Aim ▸ Type every record exactly as it appears.

Data for this exercise ▸
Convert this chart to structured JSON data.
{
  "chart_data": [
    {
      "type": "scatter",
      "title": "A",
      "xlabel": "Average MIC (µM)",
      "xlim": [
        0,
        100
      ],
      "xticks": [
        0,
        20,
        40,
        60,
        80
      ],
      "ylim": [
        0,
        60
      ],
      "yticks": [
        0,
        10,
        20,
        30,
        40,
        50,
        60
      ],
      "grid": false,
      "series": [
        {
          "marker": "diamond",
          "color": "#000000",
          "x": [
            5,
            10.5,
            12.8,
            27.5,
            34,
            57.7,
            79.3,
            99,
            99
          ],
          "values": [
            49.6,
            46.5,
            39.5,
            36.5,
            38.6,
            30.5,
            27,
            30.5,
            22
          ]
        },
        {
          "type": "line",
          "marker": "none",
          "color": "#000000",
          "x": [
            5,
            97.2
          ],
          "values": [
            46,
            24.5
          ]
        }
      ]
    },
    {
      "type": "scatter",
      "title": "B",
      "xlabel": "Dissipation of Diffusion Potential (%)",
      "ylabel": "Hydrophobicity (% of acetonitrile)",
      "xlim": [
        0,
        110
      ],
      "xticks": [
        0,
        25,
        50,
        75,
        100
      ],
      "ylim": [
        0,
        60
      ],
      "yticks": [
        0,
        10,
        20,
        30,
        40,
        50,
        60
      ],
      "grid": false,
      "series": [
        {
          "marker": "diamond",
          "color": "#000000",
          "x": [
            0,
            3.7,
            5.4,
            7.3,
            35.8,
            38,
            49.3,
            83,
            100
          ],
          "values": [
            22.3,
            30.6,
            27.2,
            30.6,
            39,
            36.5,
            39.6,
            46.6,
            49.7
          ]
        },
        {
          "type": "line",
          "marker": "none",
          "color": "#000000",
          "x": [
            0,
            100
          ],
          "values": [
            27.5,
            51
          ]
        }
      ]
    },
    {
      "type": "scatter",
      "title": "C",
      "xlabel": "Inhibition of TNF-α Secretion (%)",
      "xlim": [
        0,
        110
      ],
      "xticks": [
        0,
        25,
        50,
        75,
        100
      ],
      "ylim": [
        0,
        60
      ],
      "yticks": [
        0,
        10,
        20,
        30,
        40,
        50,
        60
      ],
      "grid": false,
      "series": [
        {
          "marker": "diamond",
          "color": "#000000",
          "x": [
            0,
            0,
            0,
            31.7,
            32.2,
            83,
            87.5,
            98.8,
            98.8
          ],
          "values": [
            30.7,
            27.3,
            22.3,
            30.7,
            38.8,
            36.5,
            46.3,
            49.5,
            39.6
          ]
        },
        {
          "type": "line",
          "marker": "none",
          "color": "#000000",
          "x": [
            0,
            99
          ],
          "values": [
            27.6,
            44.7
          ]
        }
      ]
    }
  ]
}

Answer to this exercise ▸
Convert this chart to structured JSON data.
{
  "chart_data": [
    {
      "type": "scatter",
      "title": "A",
      "xlabel": "Average MIC (µM)",
      "xlim": [
        0,
        100
      ],
      "xticks": [
        0,
        20,
        40,
        60,
        80
      ],
      "ylim": [
        0,
        60
      ],
      "yticks": [
        0,
        10,
        20,
        30,
        40,
        50,
        60
      ],
      "grid": false,
      "series": [
        {
          "marker": "diamond",
          "color": "#000000",
          "x": [
            5,
            10.5,
            12.8,
            27.5,
            34,
            57.7,
            79.3,
            99,
            99
          ],
          "values": [
            49.6,
            46.5,
            39.5,
            36.5,
            38.6,
            30.5,
            27,
            30.5,
            22
          ]
        },
        {
          "type": "line",
          "marker": "none",
          "color": "#000000",
          "x": [
            5,
            97.2
          ],
          "values": [
            46,
            24.5
          ]
        }
      ]
    },
    {
      "type": "scatter",
      "title": "B",
      "xlabel": "Dissipation of Diffusion Potential (%)",
      "ylabel": "Hydrophobicity (% of acetonitrile)",
      "xlim": [
        0,
        110
      ],
      "xticks": [
        0,
        25,
        50,
        75,
        100
      ],
      "ylim": [
        0,
        60
      ],
      "yticks": [
        0,
        10,
        20,
        30,
        40,
        50,
        60
      ],
      "grid": false,
      "series": [
        {
          "marker": "diamond",
          "color": "#000000",
          "x": [
            0,
            3.7,
            5.4,
            7.3,
            35.8,
            38,
            49.3,
            83,
            100
          ],
          "values": [
            22.3,
            30.6,
            27.2,
            30.6,
            39,
            36.5,
            39.6,
            46.6,
            49.7
          ]
        },
        {
          "type": "line",
          "marker": "none",
          "color": "#000000",
          "x": [
            0,
            100
          ],
          "values": [
            27.5,
            51
          ]
        }
      ]
    },
    {
      "type": "scatter",
      "title": "C",
      "xlabel": "Inhibition of TNF-α Secretion (%)",
      "xlim": [
        0,
        110
      ],
      "xticks": [
        0,
        25,
        50,
        75,
        100
      ],
      "ylim": [
        0,
        60
      ],
      "yticks": [
        0,
        10,
        20,
        30,
        40,
        50,
        60
      ],
      "grid": false,
      "series": [
        {
          "marker": "diamond",
          "color": "#000000",
          "x": [
            0,
            0,
            0,
            31.7,
            32.2,
            83,
            87.5,
            98.8,
            98.8
          ],
          "values": [
            30.7,
            27.3,
            22.3,
            30.7,
            38.8,
            36.5,
            46.3,
            49.5,
            39.6
          ]
        },
        {
          "type": "line",
          "marker": "none",
          "color": "#000000",
          "x": [
            0,
            99
          ],
          "values": [
            27.6,
            44.7
          ]
        }
      ]
    }
  ]
}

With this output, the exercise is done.